Exercise prompt: Reproduce the listing below without any change.

━━ Input records ━━

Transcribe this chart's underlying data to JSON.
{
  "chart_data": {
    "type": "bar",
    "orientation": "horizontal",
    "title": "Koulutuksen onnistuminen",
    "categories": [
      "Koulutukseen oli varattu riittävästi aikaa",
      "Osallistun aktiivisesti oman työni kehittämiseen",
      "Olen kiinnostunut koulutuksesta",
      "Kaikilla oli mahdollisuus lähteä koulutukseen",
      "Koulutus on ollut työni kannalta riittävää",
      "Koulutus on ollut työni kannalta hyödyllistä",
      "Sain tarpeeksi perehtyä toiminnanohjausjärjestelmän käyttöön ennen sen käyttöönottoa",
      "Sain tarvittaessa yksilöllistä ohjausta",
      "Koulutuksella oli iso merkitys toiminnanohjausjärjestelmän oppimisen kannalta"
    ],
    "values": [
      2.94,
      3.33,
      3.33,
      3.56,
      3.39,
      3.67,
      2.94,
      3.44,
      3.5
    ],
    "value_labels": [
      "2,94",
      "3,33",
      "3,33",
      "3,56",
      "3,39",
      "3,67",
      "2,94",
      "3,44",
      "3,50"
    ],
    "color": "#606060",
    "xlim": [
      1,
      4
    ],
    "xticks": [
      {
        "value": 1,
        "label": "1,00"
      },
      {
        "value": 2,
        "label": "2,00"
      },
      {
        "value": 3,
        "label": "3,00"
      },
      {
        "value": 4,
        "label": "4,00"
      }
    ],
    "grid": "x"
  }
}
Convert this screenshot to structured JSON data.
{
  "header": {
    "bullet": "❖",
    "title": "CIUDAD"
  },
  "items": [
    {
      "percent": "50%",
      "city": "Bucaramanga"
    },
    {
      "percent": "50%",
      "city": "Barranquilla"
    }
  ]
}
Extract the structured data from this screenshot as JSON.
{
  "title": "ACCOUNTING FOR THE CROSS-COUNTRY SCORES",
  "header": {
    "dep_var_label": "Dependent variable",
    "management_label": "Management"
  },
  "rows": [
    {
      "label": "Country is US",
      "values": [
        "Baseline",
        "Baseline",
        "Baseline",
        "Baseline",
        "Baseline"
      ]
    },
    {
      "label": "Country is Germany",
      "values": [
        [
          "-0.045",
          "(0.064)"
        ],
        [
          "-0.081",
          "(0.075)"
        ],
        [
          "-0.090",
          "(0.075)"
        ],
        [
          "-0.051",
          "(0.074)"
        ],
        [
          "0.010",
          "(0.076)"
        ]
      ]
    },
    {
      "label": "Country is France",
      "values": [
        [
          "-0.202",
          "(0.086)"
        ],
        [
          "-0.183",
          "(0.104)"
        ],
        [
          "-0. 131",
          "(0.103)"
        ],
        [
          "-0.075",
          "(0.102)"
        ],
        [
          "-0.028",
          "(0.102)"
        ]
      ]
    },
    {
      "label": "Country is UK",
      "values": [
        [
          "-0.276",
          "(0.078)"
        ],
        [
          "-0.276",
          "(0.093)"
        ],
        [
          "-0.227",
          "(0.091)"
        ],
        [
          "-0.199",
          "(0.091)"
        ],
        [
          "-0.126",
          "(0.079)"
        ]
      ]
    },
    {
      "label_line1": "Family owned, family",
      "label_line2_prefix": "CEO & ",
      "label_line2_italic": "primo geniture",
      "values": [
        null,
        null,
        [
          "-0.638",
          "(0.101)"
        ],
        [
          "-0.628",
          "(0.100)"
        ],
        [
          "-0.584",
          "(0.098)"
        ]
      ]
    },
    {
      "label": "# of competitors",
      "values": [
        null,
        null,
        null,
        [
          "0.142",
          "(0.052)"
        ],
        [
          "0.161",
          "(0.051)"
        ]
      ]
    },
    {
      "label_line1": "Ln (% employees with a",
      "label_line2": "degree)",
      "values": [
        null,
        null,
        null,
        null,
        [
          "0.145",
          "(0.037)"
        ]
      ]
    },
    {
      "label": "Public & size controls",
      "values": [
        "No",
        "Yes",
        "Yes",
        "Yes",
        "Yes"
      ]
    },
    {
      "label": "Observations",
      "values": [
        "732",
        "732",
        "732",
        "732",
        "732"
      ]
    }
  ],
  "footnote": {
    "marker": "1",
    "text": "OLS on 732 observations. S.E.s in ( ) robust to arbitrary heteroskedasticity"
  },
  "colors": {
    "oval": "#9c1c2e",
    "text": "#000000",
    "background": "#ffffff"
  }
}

━━━

Output for this exercise:
Transcribe this chart's underlying data to JSON.
{
  "chart_data": {
    "type": "bar",
    "orientation": "horizontal",
    "title": "Koulutuksen onnistuminen",
    "categories": [
      "Koulutukseen oli varattu riittävästi aikaa",
      "Osallistun aktiivisesti oman työni kehittämiseen",
      "Olen kiinnostunut koulutuksesta",
      "Kaikilla oli mahdollisuus lähteä koulutukseen",
      "Koulutus on ollut työni kannalta riittävää",
      "Koulutus on ollut työni kannalta hyödyllistä",
      "Sain tarpeeksi perehtyä toiminnanohjausjärjestelmän käyttöön ennen sen käyttöönottoa",
      "Sain tarvittaessa yksilöllistä ohjausta",
      "Koulutuksella oli iso merkitys toiminnanohjausjärjestelmän oppimisen kannalta"
    ],
    "values": [
      2.94,
      3.33,
      3.33,
      3.56,
      3.39,
      3.67,
      2.94,
      3.44,
      3.5
    ],
    "value_labels": [
      "2,94",
      "3,33",
      "3,33",
      "3,56",
      "3,39",
      "3,67",
      "2,94",
      "3,44",
      "3,50"
    ],
    "color": "#606060",
    "xlim": [
      1,
      4
    ],
    "xticks": [
      {
        "value": 1,
        "label": "1,00"
      },
      {
        "value": 2,
        "label": "2,00"
      },
      {
        "value": 3,
        "label": "3,00"
      },
      {
        "value": 4,
        "label": "4,00"
      }
    ],
    "grid": "x"
  }
}
Convert this screenshot to structured JSON data.
{
  "header": {
    "bullet": "❖",
    "title": "CIUDAD"
  },
  "items": [
    {
      "percent": "50%",
      "city": "Bucaramanga"
    },
    {
      "percent": "50%",
      "city": "Barranquilla"
    }
  ]
}
Extract the structured data from this screenshot as JSON.
{
  "title": "ACCOUNTING FOR THE CROSS-COUNTRY SCORES",
  "header": {
    "dep_var_label": "Dependent variable",
    "management_label": "Management"
  },
  "rows": [
    {
      "label": "Country is US",
      "values": [
        "Baseline",
        "Baseline",
        "Baseline",
        "Baseline",
        "Baseline"
      ]
    },
    {
      "label": "Country is Germany",
      "values": [
        [
          "-0.045",
          "(0.064)"
        ],
        [
          "-0.081",
          "(0.075)"
        ],
        [
          "-0.090",
          "(0.075)"
        ],
        [
          "-0.051",
          "(0.074)"
        ],
        [
          "0.010",
          "(0.076)"
        ]
      ]
    },
    {
      "label": "Country is France",
      "values": [
        [
          "-0.202",
          "(0.086)"
        ],
        [
          "-0.183",
          "(0.104)"
        ],
        [
          "-0. 131",
          "(0.103)"
        ],
        [
          "-0.075",
          "(0.102)"
        ],
        [
          "-0.028",
          "(0.102)"
        ]
      ]
    },
    {
      "label": "Country is UK",
      "values": [
        [
          "-0.276",
          "(0.078)"
        ],
        [
          "-0.276",
          "(0.093)"
        ],
        [
          "-0.227",
          "(0.091)"
        ],
        [
          "-0.199",
          "(0.091)"
        ],
        [
          "-0.126",
          "(0.079)"
        ]
      ]
    },
    {
      "label_line1": "Family owned, family",
      "label_line2_prefix": "CEO & ",
      "label_line2_italic": "primo geniture",
      "values": [
        null,
        null,
        [
          "-0.638",
          "(0.101)"
        ],
        [
          "-0.628",
          "(0.100)"
        ],
        [
          "-0.584",
          "(0.098)"
        ]
      ]
    },
    {
      "label": "# of competitors",
      "values": [
        null,
        null,
        null,
        [
          "0.142",
          "(0.052)"
        ],
        [
          "0.161",
          "(0.051)"
        ]
      ]
    },
    {
      "label_line1": "Ln (% employees with a",
      "label_line2": "degree)",
      "values": [
        null,
        null,
        null,
        null,
        [
          "0.145",
          "(0.037)"
        ]
      ]
    },
    {
      "label": "Public & size controls",
      "values": [
        "No",
        "Yes",
        "Yes",
        "Yes",
        "Yes"
      ]
    },
    {
      "label": "Observations",
      "values": [
        "732",
        "732",
        "732",
        "732",
        "732"
      ]
    }
  ],
  "footnote": {
    "marker": "1",
    "text": "OLS on 732 observations. S.E.s in ( ) robust to arbitrary heteroskedasticity"
  },
  "colors": {
    "oval": "#9c1c2e",
    "text": "#000000",
    "background": "#ffffff"
  }
}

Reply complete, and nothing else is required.